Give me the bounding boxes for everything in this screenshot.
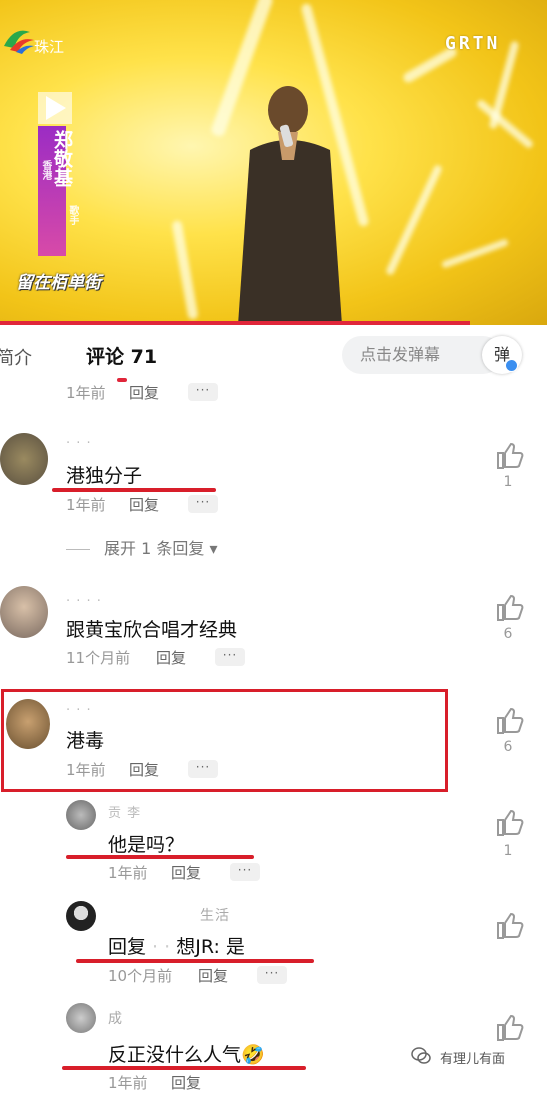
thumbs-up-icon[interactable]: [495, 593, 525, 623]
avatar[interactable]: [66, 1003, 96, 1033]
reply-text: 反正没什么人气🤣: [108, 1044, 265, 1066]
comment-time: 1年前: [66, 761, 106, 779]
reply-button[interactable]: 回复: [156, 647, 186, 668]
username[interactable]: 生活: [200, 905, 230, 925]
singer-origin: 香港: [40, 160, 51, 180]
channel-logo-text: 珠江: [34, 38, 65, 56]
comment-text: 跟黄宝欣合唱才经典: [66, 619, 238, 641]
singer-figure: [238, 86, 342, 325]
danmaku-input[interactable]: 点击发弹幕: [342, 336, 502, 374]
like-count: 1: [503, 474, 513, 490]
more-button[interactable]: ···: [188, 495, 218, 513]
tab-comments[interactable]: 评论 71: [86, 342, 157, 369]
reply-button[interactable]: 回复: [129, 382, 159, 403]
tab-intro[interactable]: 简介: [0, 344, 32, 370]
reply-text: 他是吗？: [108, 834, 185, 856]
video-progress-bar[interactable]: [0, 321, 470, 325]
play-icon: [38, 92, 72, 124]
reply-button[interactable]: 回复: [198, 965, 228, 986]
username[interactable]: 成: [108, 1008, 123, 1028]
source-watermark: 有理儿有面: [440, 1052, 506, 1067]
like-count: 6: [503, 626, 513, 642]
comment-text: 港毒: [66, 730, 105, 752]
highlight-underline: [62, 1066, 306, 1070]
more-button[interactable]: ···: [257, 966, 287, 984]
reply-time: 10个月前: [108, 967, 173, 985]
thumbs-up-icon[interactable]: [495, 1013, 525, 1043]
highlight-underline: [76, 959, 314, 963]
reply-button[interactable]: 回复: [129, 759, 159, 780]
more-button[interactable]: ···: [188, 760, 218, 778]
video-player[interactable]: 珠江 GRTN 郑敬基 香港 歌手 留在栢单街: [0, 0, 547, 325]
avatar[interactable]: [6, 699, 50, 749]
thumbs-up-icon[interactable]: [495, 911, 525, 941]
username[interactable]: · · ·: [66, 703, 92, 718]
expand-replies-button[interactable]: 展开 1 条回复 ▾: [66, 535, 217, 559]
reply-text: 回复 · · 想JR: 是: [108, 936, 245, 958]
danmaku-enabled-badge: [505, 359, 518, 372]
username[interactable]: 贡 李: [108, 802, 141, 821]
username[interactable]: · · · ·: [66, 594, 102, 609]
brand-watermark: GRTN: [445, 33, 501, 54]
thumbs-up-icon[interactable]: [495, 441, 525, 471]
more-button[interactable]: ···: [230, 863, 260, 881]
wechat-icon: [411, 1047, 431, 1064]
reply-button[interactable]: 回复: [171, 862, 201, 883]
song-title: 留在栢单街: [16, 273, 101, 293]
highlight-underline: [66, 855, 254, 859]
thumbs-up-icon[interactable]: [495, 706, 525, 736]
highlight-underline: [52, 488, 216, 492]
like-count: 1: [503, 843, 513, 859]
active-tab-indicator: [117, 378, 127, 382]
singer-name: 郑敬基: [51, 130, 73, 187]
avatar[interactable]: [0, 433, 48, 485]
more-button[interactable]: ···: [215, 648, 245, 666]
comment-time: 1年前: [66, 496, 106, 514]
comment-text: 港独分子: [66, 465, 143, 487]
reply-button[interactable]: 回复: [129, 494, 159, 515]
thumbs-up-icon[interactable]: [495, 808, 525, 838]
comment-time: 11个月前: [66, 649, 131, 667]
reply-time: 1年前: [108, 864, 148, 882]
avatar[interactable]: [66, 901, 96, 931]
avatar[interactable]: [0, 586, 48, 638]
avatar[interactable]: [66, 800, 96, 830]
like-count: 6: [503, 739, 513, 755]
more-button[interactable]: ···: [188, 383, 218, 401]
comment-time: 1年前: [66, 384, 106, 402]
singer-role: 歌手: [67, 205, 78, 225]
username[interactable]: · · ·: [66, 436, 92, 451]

__________

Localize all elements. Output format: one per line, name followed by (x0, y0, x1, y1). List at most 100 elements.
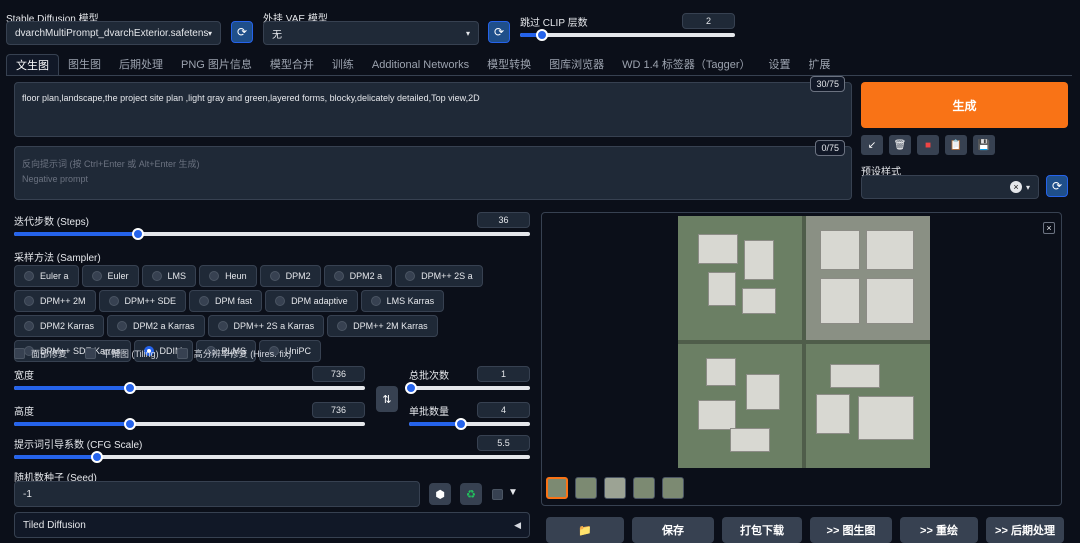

__________

*WHAT THIS TASK INVOLVES*
Please give the material as a JSON list of strings, one string per line, starting with the line that contains "Give me the" and going on through the line that contains "tab-comments[interactable]: 评论 71: [86, 342, 157, 369]". Leave out blank lines and the picture.

*EXERCISE OUTPUT*
[
  "Give me the bounding boxes for everything in this screenshot.",
  "thumbs-up-icon[interactable]: [495, 593, 525, 623]",
  "avatar[interactable]: [66, 1003, 96, 1033]",
  "reply-text: 反正没什么人气🤣: [108, 1044, 265, 1066]",
  "comment-time: 1年前: [66, 761, 106, 779]",
  "reply-button[interactable]: 回复: [156, 647, 186, 668]",
  "username[interactable]: 生活: [200, 905, 230, 925]",
  "singer-origin: 香港: [40, 160, 51, 180]",
  "channel-logo-text: 珠江: [34, 38, 65, 56]",
  "comment-text: 跟黄宝欣合唱才经典: [66, 619, 238, 641]",
  "singer-figure: [238, 86, 342, 325]",
  "danmaku-input[interactable]: 点击发弹幕: [342, 336, 502, 374]",
  "like-count: 1: [503, 474, 513, 490]",
  "more-button[interactable]: ···: [188, 495, 218, 513]",
  "tab-comments[interactable]: 评论 71: [86, 342, 157, 369]"
]